(What to produce) From the listing below, pick out each line with the word "toutes".
****
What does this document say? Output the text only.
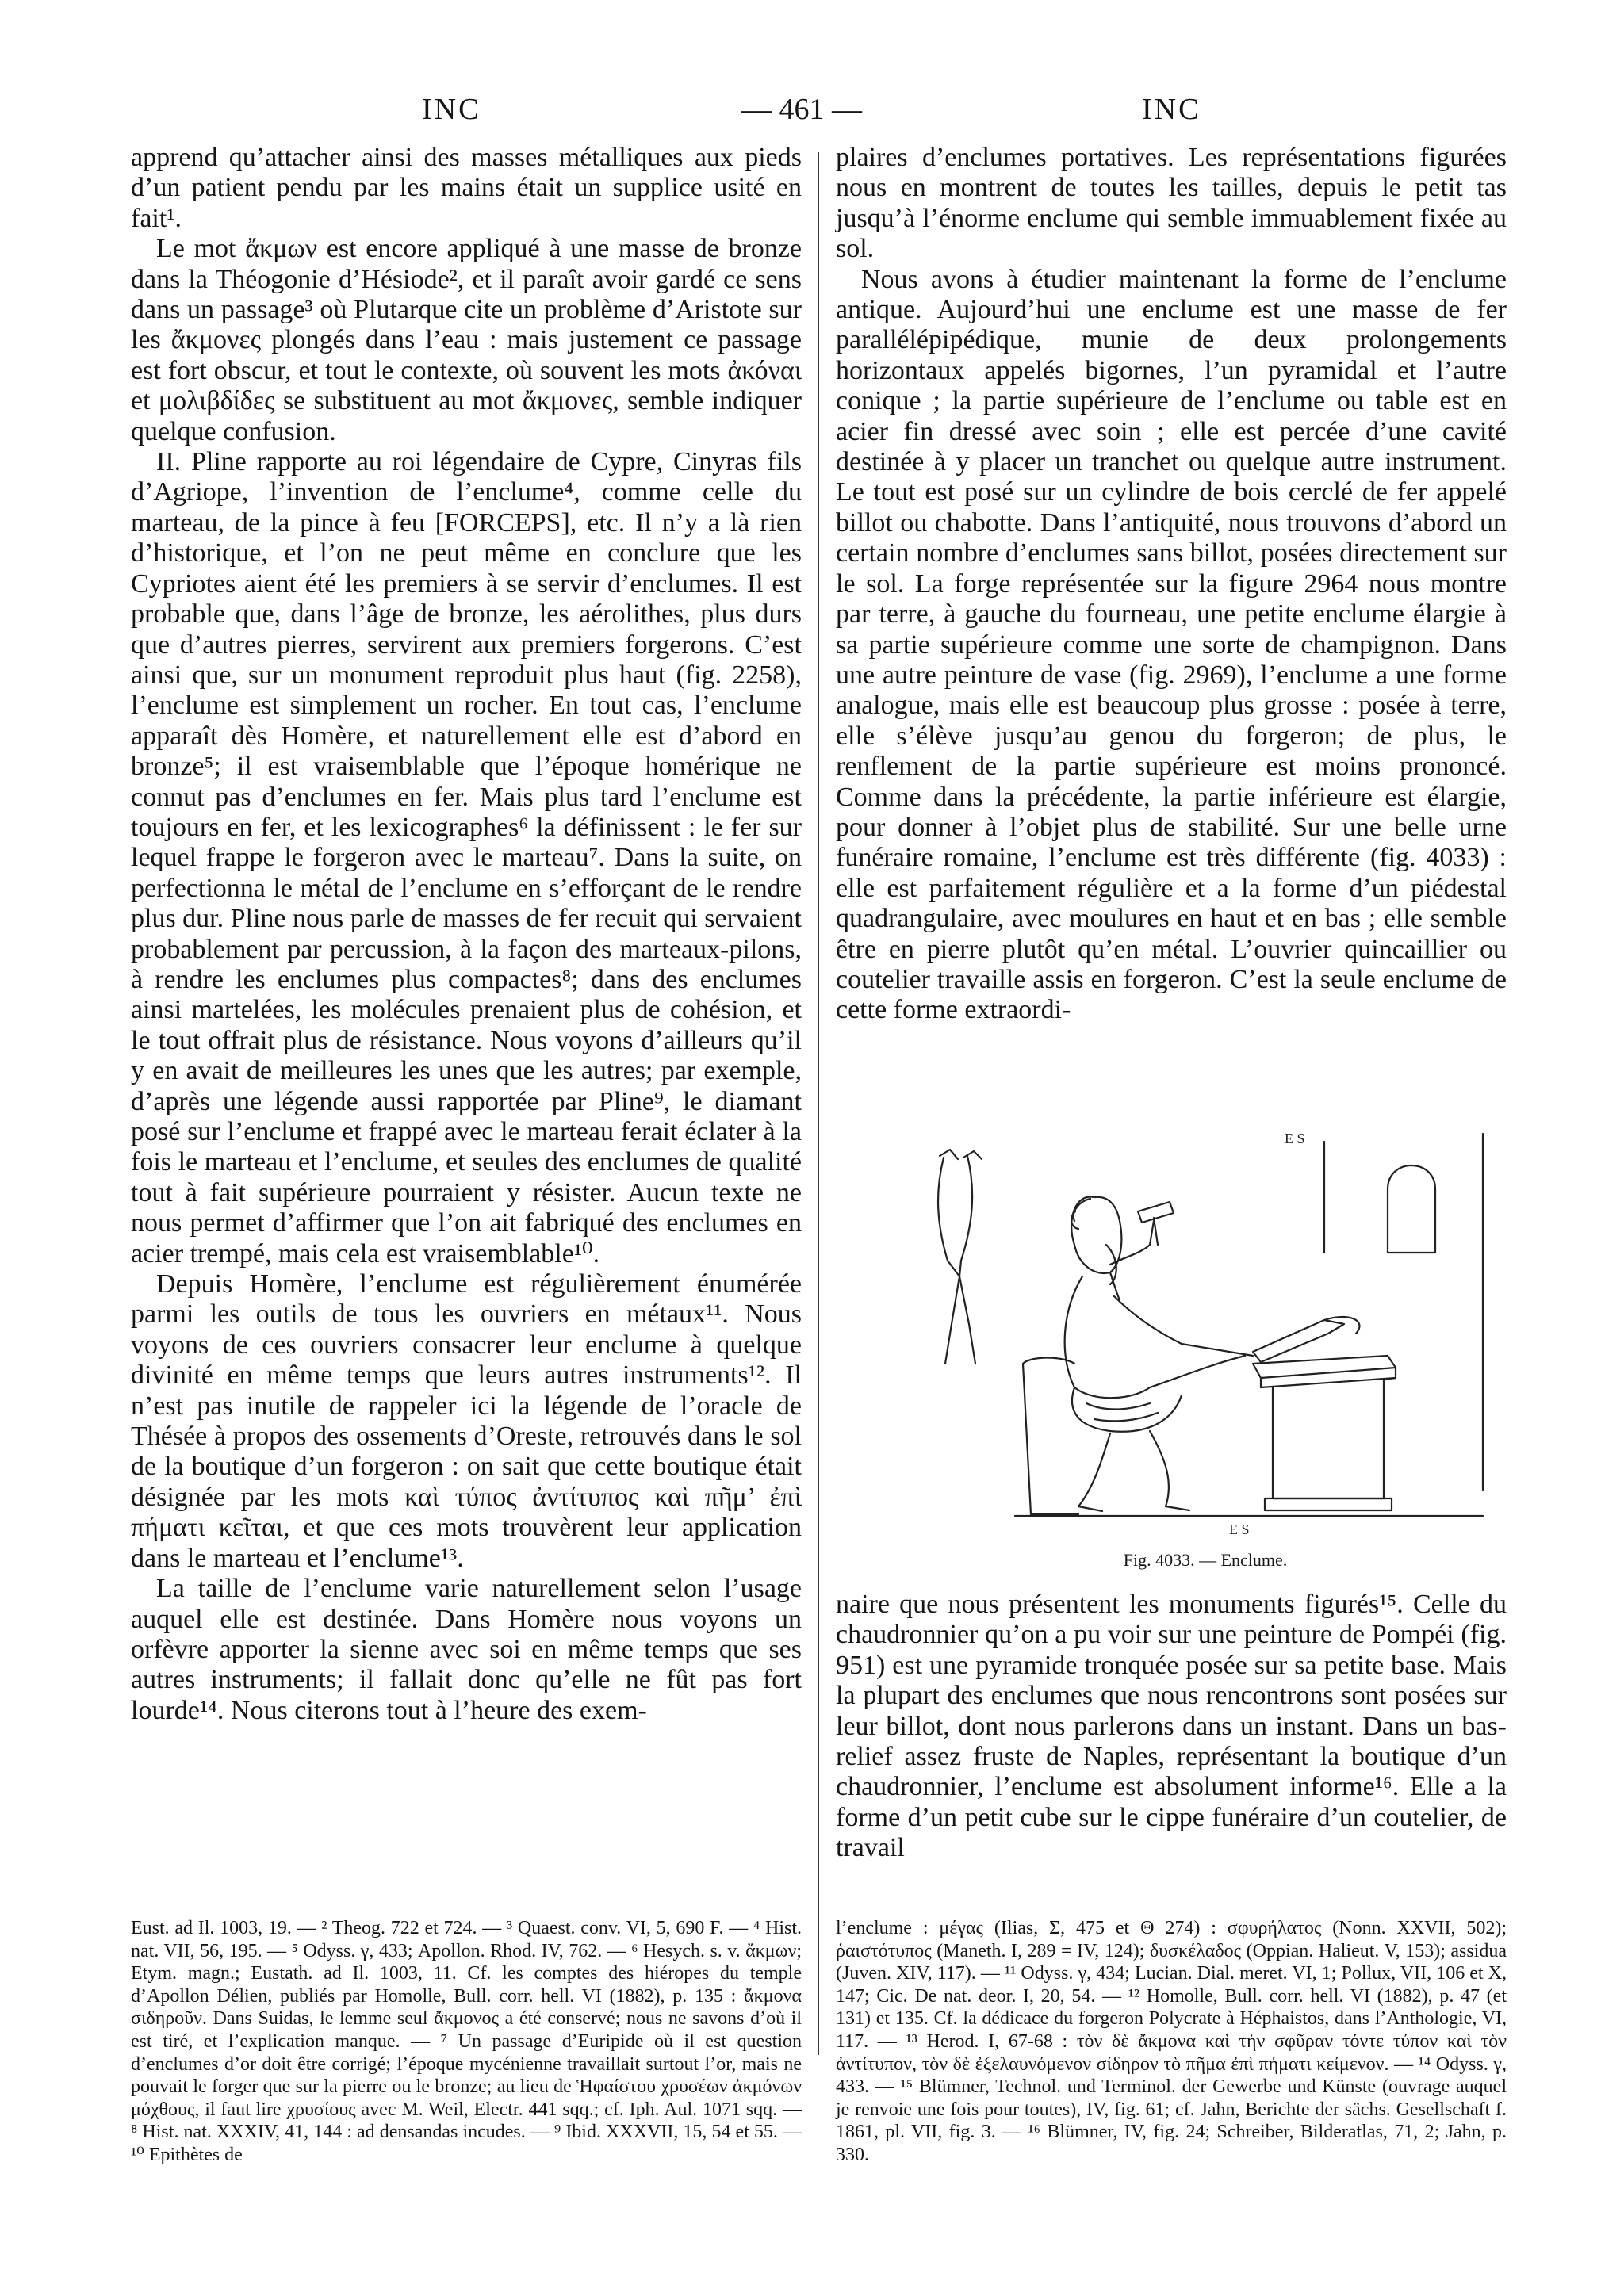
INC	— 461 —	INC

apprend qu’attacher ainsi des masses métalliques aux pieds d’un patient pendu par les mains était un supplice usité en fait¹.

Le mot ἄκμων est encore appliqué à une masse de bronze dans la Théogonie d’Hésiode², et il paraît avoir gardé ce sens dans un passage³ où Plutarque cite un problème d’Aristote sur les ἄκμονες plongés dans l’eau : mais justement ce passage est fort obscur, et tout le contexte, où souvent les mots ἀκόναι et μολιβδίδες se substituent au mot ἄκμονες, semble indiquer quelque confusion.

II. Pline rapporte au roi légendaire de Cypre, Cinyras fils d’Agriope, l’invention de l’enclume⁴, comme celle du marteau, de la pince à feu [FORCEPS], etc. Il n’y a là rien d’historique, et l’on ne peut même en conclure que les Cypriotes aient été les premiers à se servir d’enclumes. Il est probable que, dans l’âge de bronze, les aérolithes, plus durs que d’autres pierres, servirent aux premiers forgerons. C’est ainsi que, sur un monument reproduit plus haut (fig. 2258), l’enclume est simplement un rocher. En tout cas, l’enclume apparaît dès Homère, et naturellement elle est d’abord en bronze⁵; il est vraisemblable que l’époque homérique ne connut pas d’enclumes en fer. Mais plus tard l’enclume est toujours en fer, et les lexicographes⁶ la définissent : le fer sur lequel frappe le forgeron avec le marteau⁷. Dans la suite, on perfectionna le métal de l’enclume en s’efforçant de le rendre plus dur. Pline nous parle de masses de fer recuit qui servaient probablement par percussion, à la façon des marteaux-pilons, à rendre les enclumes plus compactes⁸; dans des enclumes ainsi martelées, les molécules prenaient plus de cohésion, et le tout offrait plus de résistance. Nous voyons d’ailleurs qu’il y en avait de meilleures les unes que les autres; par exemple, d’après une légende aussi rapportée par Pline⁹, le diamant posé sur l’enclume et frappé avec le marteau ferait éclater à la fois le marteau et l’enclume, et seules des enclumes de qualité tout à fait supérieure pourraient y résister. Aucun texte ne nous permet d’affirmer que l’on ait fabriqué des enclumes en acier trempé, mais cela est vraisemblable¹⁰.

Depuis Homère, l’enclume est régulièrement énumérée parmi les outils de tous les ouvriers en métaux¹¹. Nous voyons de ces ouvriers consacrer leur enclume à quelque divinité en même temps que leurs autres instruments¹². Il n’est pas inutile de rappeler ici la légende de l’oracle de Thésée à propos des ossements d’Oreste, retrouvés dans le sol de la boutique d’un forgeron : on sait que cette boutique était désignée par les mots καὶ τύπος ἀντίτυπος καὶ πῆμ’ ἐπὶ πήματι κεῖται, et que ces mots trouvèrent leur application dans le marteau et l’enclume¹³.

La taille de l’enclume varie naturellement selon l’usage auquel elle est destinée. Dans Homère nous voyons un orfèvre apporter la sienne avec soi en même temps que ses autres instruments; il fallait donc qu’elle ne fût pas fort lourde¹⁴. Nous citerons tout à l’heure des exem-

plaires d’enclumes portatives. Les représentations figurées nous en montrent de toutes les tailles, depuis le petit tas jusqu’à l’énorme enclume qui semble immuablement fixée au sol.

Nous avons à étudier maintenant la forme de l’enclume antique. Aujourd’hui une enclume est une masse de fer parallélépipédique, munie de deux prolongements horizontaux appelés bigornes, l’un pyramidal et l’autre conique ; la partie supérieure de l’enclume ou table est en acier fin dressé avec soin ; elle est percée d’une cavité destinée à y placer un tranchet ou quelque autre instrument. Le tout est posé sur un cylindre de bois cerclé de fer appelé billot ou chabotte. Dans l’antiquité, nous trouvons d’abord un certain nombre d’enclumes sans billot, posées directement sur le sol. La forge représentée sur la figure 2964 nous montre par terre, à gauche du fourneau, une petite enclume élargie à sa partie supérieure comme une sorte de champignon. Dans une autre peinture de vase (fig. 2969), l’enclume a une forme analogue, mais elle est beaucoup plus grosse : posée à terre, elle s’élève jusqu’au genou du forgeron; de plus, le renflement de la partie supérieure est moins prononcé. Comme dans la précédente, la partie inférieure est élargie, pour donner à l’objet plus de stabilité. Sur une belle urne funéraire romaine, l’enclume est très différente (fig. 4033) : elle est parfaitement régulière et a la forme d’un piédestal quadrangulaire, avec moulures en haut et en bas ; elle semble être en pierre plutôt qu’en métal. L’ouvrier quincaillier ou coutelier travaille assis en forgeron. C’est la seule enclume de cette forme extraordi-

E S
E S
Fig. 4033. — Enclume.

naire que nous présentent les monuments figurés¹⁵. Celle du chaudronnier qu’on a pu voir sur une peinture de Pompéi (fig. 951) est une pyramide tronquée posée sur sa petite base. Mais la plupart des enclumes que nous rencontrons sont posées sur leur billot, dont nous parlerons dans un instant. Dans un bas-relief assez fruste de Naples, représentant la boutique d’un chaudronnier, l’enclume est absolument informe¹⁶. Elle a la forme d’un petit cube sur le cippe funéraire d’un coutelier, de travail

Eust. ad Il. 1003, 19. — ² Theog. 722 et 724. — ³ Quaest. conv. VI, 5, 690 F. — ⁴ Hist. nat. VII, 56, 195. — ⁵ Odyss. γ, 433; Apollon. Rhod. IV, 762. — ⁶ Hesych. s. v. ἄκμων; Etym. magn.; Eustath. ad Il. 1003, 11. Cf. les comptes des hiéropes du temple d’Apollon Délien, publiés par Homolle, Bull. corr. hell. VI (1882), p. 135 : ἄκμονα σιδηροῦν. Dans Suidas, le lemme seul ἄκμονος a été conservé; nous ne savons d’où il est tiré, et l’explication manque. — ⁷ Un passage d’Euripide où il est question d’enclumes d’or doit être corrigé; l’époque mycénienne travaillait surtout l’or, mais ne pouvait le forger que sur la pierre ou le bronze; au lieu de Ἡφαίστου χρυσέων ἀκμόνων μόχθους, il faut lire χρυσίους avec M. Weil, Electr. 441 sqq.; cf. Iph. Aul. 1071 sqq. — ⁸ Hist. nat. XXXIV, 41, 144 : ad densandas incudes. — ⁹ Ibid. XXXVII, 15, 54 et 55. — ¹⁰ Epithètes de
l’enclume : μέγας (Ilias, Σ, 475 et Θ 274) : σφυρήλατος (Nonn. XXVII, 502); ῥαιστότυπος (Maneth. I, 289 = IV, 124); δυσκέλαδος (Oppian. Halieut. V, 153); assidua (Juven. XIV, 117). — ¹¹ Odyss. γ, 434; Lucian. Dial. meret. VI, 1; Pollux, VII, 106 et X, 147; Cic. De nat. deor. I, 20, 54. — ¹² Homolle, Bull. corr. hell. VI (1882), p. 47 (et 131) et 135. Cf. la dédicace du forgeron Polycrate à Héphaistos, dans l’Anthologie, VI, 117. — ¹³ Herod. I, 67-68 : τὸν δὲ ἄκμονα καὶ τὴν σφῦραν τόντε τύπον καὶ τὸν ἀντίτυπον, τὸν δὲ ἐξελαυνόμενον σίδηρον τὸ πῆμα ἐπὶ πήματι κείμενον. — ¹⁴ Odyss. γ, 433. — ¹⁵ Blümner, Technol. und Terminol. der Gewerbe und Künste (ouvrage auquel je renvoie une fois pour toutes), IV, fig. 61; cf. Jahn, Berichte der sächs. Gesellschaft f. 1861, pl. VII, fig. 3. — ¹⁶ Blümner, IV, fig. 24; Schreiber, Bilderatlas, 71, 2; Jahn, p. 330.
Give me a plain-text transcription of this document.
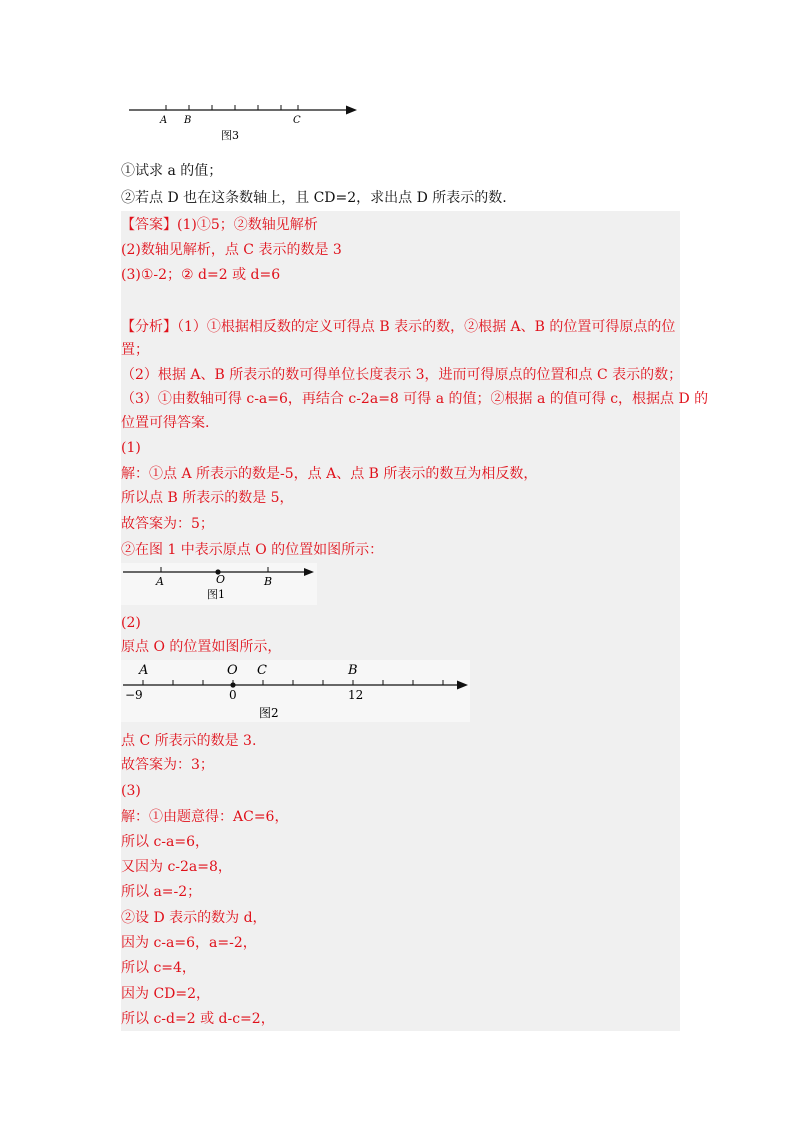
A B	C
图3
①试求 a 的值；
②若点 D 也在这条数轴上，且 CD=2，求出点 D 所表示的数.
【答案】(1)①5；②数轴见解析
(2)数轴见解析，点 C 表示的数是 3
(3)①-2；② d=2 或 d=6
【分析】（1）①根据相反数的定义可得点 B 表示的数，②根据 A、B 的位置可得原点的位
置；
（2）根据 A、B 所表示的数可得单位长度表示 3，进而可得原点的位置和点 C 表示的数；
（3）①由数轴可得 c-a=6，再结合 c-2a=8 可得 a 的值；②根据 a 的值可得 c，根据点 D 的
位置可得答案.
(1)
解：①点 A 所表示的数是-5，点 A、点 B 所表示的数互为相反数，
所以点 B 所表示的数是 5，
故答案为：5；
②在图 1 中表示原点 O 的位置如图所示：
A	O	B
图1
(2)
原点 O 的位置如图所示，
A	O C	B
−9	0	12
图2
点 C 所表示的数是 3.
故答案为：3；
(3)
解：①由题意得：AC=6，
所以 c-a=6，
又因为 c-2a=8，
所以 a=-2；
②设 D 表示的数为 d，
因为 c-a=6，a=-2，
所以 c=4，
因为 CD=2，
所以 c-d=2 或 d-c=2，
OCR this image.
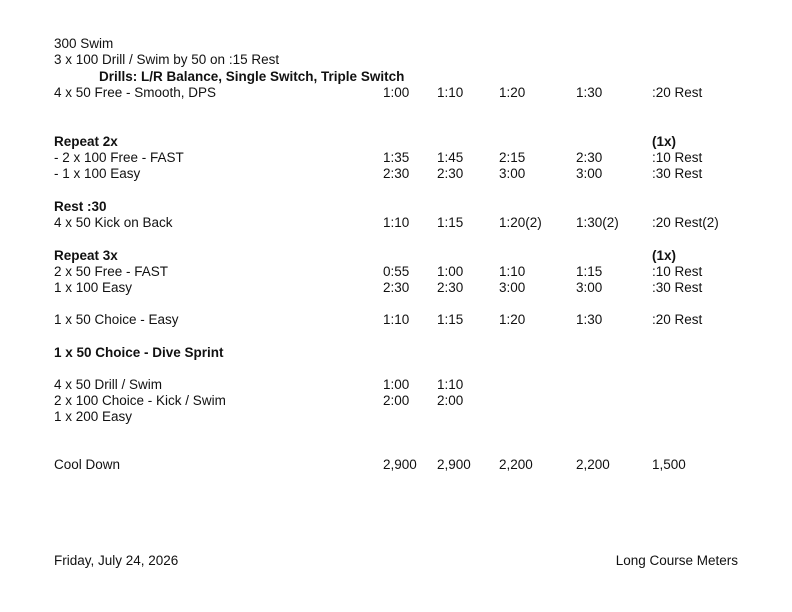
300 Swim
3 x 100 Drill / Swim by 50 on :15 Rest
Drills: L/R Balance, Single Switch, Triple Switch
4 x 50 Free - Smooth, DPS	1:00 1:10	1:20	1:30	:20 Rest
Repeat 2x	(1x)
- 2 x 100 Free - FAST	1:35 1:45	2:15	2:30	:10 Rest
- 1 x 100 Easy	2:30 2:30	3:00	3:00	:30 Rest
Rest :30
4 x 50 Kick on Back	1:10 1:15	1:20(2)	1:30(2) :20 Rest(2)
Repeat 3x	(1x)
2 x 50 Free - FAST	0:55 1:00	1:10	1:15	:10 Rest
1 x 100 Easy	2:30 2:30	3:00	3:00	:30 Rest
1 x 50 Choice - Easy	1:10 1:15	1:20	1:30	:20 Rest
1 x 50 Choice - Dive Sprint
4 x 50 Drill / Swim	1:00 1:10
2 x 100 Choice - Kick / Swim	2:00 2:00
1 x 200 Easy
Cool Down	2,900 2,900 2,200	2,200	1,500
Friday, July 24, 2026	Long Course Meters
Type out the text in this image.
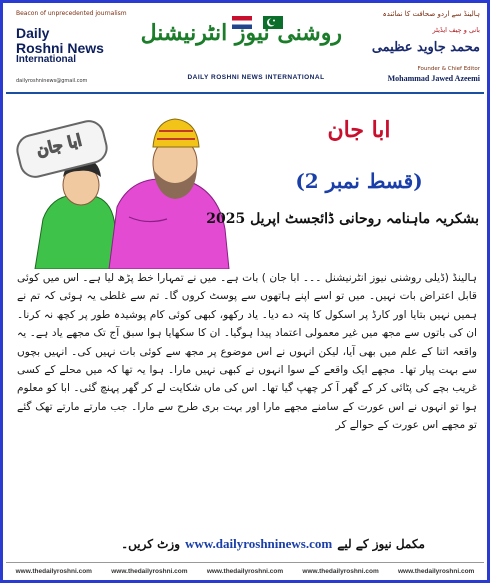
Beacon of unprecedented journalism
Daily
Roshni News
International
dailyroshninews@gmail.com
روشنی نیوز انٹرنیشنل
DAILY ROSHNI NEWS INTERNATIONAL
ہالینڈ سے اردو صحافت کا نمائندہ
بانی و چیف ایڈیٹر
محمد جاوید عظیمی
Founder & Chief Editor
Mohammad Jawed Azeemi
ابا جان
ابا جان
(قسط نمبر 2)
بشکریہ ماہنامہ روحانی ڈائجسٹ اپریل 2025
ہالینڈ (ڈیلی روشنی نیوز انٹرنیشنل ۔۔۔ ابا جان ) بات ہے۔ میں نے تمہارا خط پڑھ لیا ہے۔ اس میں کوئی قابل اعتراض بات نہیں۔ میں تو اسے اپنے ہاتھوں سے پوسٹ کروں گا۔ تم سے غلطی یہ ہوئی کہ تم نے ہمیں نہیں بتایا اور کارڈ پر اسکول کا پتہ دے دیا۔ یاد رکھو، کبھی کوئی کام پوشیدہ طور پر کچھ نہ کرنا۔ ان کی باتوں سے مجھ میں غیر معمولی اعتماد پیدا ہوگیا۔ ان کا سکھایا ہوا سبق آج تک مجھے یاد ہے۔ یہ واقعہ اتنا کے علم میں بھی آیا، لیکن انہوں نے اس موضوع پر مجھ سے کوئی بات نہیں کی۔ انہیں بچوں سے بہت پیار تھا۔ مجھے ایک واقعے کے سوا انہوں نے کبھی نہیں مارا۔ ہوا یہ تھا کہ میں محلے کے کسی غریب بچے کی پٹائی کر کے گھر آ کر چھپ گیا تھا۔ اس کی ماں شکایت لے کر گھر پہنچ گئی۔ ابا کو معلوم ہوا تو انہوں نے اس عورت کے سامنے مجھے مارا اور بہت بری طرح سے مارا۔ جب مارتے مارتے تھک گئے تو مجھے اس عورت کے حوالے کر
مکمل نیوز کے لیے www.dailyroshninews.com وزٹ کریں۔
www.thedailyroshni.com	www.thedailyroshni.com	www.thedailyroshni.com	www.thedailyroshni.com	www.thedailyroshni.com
****
(Written answer)
plaires d’enclumes portatives. Les représentations figurées nous en montrent de toutes les tailles, depuis le petit tas jusqu’à l’énorme enclume qui semble immuablement fixée au sol.
l’enclume : μέγας (Ilias, Σ, 475 et Θ 274) : σφυρήλατος (Nonn. XXVII, 502); ῥαιστότυπος (Maneth. I, 289 = IV, 124); δυσκέλαδος (Oppian. Halieut. V, 153); assidua (Juven. XIV, 117). — ¹¹ Odyss. γ, 434; Lucian. Dial. meret. VI, 1; Pollux, VII, 106 et X, 147; Cic. De nat. deor. I, 20, 54. — ¹² Homolle, Bull. corr. hell. VI (1882), p. 47 (et 131) et 135. Cf. la dédicace du forgeron Polycrate à Héphaistos, dans l’Anthologie, VI, 117. — ¹³ Herod. I, 67-68 : τὸν δὲ ἄκμονα καὶ τὴν σφῦραν τόντε τύπον καὶ τὸν ἀντίτυπον, τὸν δὲ ἐξελαυνόμενον σίδηρον τὸ πῆμα ἐπὶ πήματι κείμενον. — ¹⁴ Odyss. γ, 433. — ¹⁵ Blümner, Technol. und Terminol. der Gewerbe und Künste (ouvrage auquel je renvoie une fois pour toutes), IV, fig. 61; cf. Jahn, Berichte der sächs. Gesellschaft f. 1861, pl. VII, fig. 3. — ¹⁶ Blümner, IV, fig. 24; Schreiber, Bilderatlas, 71, 2; Jahn, p. 330.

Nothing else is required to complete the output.